Collected data entries
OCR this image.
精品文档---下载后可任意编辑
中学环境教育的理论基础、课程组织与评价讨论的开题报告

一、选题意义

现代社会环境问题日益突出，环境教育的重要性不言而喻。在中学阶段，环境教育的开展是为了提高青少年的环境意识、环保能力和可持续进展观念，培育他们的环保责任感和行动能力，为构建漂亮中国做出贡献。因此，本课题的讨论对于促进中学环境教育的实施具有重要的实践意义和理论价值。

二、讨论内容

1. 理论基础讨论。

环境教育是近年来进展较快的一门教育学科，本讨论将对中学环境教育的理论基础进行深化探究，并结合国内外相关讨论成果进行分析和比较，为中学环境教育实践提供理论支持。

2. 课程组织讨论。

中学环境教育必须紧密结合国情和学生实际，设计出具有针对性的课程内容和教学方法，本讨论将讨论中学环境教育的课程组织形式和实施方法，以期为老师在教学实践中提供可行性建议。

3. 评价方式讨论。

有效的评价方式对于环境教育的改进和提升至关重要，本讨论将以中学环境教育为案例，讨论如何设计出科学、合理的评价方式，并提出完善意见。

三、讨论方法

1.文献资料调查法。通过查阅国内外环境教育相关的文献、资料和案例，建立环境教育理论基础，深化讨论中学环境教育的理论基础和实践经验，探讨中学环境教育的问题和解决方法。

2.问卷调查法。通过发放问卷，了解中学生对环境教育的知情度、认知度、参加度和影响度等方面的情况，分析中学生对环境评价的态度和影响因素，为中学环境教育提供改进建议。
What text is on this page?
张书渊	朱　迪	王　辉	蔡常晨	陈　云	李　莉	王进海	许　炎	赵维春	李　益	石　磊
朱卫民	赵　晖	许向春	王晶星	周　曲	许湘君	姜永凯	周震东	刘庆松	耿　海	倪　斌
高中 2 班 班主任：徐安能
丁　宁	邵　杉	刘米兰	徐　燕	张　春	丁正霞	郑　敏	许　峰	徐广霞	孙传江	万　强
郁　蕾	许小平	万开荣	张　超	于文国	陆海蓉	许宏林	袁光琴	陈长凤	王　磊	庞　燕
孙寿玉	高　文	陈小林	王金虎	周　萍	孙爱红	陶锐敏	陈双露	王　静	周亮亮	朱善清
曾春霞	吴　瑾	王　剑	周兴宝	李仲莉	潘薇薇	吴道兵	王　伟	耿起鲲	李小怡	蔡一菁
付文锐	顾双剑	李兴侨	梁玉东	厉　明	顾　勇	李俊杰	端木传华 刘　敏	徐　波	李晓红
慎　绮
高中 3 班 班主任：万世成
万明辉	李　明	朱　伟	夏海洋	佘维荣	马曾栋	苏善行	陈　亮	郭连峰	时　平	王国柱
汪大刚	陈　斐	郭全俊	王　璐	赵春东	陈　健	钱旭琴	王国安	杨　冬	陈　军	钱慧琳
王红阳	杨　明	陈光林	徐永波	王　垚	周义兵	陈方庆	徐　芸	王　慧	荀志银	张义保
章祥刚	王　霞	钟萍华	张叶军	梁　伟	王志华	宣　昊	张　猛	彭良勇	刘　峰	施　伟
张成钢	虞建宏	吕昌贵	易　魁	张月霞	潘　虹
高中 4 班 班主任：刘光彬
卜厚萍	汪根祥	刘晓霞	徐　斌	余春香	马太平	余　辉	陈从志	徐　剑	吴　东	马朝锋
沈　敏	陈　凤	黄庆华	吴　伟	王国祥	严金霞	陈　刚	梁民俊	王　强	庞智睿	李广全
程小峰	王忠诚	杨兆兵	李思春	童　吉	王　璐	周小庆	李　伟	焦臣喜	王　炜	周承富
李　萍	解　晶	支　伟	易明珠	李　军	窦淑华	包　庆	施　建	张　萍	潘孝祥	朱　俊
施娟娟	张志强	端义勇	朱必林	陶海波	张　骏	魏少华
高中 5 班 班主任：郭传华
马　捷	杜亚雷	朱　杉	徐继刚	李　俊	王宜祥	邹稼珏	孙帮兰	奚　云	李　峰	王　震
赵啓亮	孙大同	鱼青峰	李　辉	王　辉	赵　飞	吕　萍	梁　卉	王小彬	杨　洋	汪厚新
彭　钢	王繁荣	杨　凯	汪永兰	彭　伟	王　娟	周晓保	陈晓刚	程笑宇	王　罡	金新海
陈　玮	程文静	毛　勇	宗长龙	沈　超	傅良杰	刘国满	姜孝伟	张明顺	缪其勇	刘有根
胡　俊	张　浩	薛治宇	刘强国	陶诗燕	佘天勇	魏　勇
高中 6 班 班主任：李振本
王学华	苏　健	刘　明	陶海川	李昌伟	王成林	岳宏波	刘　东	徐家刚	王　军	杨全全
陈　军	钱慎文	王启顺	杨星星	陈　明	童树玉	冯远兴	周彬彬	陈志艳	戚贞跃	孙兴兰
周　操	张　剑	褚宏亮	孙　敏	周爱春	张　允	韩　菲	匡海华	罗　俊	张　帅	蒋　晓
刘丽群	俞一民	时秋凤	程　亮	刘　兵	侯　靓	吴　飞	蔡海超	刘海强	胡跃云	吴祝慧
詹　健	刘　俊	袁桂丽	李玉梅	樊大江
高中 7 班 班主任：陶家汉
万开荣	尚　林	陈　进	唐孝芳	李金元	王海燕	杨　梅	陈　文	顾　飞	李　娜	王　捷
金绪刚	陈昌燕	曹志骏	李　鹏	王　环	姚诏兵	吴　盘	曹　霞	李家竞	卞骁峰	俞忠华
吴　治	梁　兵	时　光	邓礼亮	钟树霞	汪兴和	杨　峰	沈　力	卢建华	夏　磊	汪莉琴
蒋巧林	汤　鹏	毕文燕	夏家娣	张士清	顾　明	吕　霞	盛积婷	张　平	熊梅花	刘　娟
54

- **Requirements**
Starting at the line that contains "What text is on this page?", write out every line to the end of the entries, exactly as given.

- **Exercise solution**
What text is on this page?
张书渊	朱　迪	王　辉	蔡常晨	陈　云	李　莉	王进海	许　炎	赵维春	李　益	石　磊
朱卫民	赵　晖	许向春	王晶星	周　曲	许湘君	姜永凯	周震东	刘庆松	耿　海	倪　斌
高中 2 班 班主任：徐安能
丁　宁	邵　杉	刘米兰	徐　燕	张　春	丁正霞	郑　敏	许　峰	徐广霞	孙传江	万　强
郁　蕾	许小平	万开荣	张　超	于文国	陆海蓉	许宏林	袁光琴	陈长凤	王　磊	庞　燕
孙寿玉	高　文	陈小林	王金虎	周　萍	孙爱红	陶锐敏	陈双露	王　静	周亮亮	朱善清
曾春霞	吴　瑾	王　剑	周兴宝	李仲莉	潘薇薇	吴道兵	王　伟	耿起鲲	李小怡	蔡一菁
付文锐	顾双剑	李兴侨	梁玉东	厉　明	顾　勇	李俊杰	端木传华 刘　敏	徐　波	李晓红
慎　绮
高中 3 班 班主任：万世成
万明辉	李　明	朱　伟	夏海洋	佘维荣	马曾栋	苏善行	陈　亮	郭连峰	时　平	王国柱
汪大刚	陈　斐	郭全俊	王　璐	赵春东	陈　健	钱旭琴	王国安	杨　冬	陈　军	钱慧琳
王红阳	杨　明	陈光林	徐永波	王　垚	周义兵	陈方庆	徐　芸	王　慧	荀志银	张义保
章祥刚	王　霞	钟萍华	张叶军	梁　伟	王志华	宣　昊	张　猛	彭良勇	刘　峰	施　伟
张成钢	虞建宏	吕昌贵	易　魁	张月霞	潘　虹
高中 4 班 班主任：刘光彬
卜厚萍	汪根祥	刘晓霞	徐　斌	余春香	马太平	余　辉	陈从志	徐　剑	吴　东	马朝锋
沈　敏	陈　凤	黄庆华	吴　伟	王国祥	严金霞	陈　刚	梁民俊	王　强	庞智睿	李广全
程小峰	王忠诚	杨兆兵	李思春	童　吉	王　璐	周小庆	李　伟	焦臣喜	王　炜	周承富
李　萍	解　晶	支　伟	易明珠	李　军	窦淑华	包　庆	施　建	张　萍	潘孝祥	朱　俊
施娟娟	张志强	端义勇	朱必林	陶海波	张　骏	魏少华
高中 5 班 班主任：郭传华
马　捷	杜亚雷	朱　杉	徐继刚	李　俊	王宜祥	邹稼珏	孙帮兰	奚　云	李　峰	王　震
赵啓亮	孙大同	鱼青峰	李　辉	王　辉	赵　飞	吕　萍	梁　卉	王小彬	杨　洋	汪厚新
彭　钢	王繁荣	杨　凯	汪永兰	彭　伟	王　娟	周晓保	陈晓刚	程笑宇	王　罡	金新海
陈　玮	程文静	毛　勇	宗长龙	沈　超	傅良杰	刘国满	姜孝伟	张明顺	缪其勇	刘有根
胡　俊	张　浩	薛治宇	刘强国	陶诗燕	佘天勇	魏　勇
高中 6 班 班主任：李振本
王学华	苏　健	刘　明	陶海川	李昌伟	王成林	岳宏波	刘　东	徐家刚	王　军	杨全全
陈　军	钱慎文	王启顺	杨星星	陈　明	童树玉	冯远兴	周彬彬	陈志艳	戚贞跃	孙兴兰
周　操	张　剑	褚宏亮	孙　敏	周爱春	张　允	韩　菲	匡海华	罗　俊	张　帅	蒋　晓
刘丽群	俞一民	时秋凤	程　亮	刘　兵	侯　靓	吴　飞	蔡海超	刘海强	胡跃云	吴祝慧
詹　健	刘　俊	袁桂丽	李玉梅	樊大江
高中 7 班 班主任：陶家汉
万开荣	尚　林	陈　进	唐孝芳	李金元	王海燕	杨　梅	陈　文	顾　飞	李　娜	王　捷
金绪刚	陈昌燕	曹志骏	李　鹏	王　环	姚诏兵	吴　盘	曹　霞	李家竞	卞骁峰	俞忠华
吴　治	梁　兵	时　光	邓礼亮	钟树霞	汪兴和	杨　峰	沈　力	卢建华	夏　磊	汪莉琴
蒋巧林	汤　鹏	毕文燕	夏家娣	张士清	顾　明	吕　霞	盛积婷	张　平	熊梅花	刘　娟
54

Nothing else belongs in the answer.